▸ Objective: Find every line in the records below that holds the word "zawodzie", and copy each one.

* begin *

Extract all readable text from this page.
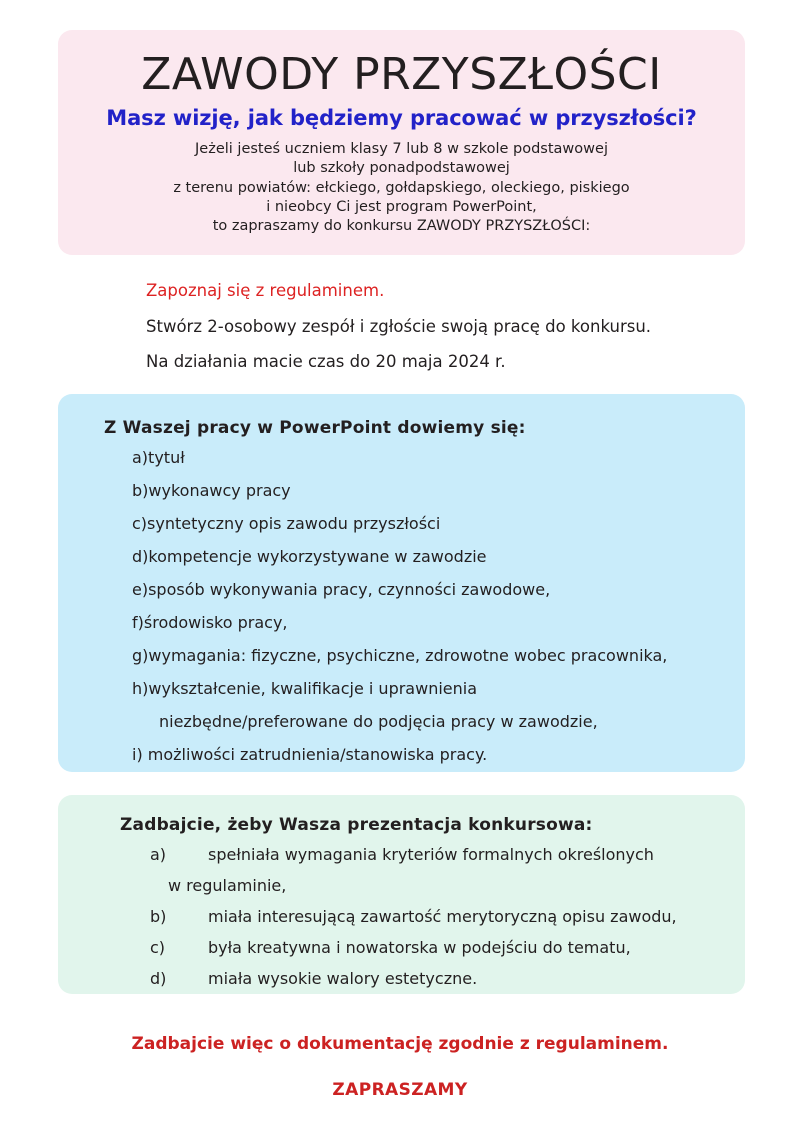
ZAWODY PRZYSZŁOŚCI

Masz wizję, jak będziemy pracować w przyszłości?

Jeżeli jesteś uczniem klasy 7 lub 8 w szkole podstawowej
lub szkoły ponadpodstawowej
z terenu powiatów: ełckiego, gołdapskiego, oleckiego, piskiego
i nieobcy Ci jest program PowerPoint,
to zapraszamy do konkursu ZAWODY PRZYSZŁOŚCI:
Zapoznaj się z regulaminem.
Stwórz 2-osobowy zespół i zgłoście swoją pracę do konkursu.
Na działania macie czas do 20 maja 2024 r.
Z Waszej pracy w PowerPoint dowiemy się:
a)tytuł
b)wykonawcy pracy
c)syntetyczny opis zawodu przyszłości
d)kompetencje wykorzystywane w zawodzie
e)sposób wykonywania pracy, czynności zawodowe,
f)środowisko pracy,
g)wymagania: fizyczne, psychiczne, zdrowotne wobec pracownika,
h)wykształcenie, kwalifikacje i uprawnienia
niezbędne/preferowane do podjęcia pracy w zawodzie,
i) możliwości zatrudnienia/stanowiska pracy.
Zadbajcie, żeby Wasza prezentacja konkursowa:
a)	spełniała wymagania kryteriów formalnych określonych
w regulaminie,
b)	miała interesującą zawartość merytoryczną opisu zawodu,
c)	była kreatywna i nowatorska w podejściu do tematu,
d)	miała wysokie walory estetyczne.
Zadbajcie więc o dokumentację zgodnie z regulaminem.
ZAPRASZAMY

* end *

▸ Answer below:
d)kompetencje wykorzystywane w zawodzie
niezbędne/preferowane do podjęcia pracy w zawodzie,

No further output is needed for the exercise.